EXERCISE AIM -> Pull every line with the word "name" out of the entries below.

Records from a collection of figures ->
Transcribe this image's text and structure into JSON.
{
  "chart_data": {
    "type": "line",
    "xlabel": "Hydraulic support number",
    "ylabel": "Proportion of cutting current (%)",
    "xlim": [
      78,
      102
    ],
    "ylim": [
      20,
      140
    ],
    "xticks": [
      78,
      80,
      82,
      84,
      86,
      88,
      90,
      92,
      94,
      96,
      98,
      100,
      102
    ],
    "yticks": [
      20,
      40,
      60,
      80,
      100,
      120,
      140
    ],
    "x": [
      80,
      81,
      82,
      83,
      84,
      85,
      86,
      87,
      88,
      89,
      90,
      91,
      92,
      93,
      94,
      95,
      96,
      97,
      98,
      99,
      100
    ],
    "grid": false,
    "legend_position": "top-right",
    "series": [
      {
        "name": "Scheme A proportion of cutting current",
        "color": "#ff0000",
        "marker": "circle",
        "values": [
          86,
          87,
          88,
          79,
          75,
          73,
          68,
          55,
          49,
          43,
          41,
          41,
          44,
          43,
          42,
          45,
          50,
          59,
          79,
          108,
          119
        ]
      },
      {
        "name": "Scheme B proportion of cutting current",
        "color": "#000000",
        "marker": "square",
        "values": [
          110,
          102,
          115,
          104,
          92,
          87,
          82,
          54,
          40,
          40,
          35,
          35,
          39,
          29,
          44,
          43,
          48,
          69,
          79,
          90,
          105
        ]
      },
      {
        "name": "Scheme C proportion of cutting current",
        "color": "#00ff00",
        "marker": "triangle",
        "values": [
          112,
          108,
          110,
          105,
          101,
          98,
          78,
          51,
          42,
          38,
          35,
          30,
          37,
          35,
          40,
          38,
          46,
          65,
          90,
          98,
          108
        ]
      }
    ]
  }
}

FULL SOLUTION ->
        "name": "Scheme A proportion of cutting current",
        "name": "Scheme B proportion of cutting current",
        "name": "Scheme C proportion of cutting current",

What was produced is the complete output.